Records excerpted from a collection

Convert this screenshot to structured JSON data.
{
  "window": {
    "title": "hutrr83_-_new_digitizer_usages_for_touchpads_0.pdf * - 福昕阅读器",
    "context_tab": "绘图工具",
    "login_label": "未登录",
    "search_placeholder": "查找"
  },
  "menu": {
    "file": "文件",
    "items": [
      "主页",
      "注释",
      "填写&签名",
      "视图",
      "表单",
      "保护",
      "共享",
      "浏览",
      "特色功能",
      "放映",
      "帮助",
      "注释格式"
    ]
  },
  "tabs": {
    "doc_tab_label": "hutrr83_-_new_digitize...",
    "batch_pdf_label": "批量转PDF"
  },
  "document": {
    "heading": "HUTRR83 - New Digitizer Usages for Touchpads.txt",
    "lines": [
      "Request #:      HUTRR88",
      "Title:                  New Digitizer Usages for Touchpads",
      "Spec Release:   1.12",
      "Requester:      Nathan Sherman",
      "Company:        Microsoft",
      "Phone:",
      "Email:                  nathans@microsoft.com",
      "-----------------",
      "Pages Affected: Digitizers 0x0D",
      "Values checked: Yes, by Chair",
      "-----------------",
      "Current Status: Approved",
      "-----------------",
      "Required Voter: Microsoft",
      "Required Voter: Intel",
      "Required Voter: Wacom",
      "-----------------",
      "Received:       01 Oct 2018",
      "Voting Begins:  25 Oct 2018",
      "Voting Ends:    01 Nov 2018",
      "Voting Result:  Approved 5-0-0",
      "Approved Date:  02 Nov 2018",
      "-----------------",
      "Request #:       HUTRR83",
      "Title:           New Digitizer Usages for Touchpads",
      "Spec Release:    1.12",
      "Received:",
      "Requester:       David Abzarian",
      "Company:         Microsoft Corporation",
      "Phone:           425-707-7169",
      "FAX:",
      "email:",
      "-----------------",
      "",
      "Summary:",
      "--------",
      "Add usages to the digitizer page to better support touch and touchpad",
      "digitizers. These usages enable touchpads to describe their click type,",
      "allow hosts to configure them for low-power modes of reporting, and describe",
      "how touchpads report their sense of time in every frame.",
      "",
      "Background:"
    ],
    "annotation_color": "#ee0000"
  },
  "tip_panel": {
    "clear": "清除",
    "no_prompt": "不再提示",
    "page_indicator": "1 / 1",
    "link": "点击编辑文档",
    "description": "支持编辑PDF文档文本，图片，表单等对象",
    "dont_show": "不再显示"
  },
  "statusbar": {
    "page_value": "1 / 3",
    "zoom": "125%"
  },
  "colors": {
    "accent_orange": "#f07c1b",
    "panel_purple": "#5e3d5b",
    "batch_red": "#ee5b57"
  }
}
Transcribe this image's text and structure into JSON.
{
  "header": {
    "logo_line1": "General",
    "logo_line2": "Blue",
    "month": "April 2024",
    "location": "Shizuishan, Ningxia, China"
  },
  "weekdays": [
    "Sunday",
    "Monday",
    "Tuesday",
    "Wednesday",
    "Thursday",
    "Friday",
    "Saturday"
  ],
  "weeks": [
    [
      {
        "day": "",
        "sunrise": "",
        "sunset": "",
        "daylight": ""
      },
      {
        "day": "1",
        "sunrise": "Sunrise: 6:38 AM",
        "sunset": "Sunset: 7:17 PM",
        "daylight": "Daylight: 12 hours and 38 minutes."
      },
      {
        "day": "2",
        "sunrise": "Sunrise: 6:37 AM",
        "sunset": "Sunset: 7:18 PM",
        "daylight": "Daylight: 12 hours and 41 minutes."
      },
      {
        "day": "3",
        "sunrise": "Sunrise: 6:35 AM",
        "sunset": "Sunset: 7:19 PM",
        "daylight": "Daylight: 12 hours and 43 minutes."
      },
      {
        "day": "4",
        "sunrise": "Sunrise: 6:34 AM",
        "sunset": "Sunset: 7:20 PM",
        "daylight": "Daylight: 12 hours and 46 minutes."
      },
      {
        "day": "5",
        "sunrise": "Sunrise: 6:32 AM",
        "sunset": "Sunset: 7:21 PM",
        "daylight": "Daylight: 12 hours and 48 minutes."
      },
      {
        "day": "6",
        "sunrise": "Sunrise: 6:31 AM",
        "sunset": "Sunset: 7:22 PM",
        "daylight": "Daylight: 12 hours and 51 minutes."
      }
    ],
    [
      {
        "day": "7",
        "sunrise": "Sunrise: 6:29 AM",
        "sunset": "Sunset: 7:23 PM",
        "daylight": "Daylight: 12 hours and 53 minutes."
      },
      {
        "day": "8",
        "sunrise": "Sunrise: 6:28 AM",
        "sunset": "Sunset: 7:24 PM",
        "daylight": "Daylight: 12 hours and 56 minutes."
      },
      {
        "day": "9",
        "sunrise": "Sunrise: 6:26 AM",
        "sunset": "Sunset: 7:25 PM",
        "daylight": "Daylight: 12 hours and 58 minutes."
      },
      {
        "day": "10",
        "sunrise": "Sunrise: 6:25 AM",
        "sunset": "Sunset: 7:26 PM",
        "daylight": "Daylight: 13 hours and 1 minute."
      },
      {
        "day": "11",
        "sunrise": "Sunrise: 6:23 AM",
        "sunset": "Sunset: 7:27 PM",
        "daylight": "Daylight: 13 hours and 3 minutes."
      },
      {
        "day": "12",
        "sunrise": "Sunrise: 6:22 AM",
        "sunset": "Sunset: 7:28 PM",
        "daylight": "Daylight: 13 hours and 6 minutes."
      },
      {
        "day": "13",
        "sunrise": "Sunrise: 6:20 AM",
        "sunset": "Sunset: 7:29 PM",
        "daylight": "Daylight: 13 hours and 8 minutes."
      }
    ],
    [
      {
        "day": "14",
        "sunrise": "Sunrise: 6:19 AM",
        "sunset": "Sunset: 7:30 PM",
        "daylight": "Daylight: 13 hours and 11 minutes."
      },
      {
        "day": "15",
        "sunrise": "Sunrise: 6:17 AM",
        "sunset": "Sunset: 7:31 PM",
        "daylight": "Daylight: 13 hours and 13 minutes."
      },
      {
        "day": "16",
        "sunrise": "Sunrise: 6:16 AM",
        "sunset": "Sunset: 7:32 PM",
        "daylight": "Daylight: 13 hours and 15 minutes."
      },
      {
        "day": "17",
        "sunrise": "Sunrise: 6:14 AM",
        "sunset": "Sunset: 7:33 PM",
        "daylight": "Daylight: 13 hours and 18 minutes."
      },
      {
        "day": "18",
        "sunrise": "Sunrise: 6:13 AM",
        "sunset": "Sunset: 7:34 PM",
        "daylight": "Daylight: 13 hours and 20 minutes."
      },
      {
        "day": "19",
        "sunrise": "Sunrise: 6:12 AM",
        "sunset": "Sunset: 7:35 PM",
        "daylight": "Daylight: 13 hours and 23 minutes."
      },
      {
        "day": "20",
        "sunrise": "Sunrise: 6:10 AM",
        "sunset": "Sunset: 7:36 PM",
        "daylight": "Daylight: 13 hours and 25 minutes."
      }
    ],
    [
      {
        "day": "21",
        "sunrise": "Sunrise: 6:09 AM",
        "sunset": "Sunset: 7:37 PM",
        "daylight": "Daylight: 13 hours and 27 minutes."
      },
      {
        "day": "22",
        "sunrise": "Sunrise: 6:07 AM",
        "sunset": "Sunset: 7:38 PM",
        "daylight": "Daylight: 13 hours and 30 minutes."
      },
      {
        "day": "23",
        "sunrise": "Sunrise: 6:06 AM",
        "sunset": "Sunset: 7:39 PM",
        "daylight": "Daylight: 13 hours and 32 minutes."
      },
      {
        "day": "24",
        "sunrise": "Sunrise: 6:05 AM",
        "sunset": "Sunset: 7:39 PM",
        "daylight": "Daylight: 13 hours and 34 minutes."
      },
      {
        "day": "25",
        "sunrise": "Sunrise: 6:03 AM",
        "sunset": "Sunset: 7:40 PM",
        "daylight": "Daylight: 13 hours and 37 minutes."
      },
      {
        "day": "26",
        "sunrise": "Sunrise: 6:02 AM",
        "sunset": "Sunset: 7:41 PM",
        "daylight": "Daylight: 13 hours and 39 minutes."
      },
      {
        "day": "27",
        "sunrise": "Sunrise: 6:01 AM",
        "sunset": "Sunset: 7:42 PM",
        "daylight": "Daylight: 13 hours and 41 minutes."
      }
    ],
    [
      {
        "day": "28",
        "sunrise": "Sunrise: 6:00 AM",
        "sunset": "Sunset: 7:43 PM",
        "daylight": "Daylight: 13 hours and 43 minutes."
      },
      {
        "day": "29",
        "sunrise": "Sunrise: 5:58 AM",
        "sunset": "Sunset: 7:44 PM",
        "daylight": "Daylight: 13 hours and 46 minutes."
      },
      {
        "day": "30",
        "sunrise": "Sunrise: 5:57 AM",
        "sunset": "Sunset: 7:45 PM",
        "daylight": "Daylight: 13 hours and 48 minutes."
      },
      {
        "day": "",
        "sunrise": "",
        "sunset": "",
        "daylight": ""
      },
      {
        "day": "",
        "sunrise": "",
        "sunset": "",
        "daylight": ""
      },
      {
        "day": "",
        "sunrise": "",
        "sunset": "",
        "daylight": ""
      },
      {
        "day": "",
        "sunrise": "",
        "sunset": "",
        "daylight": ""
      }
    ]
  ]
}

**Exercise instructions:**
Gather from the records above every line containing the string "Required".

**Solution:**
      "Required Voter: Microsoft",
      "Required Voter: Intel",
      "Required Voter: Wacom",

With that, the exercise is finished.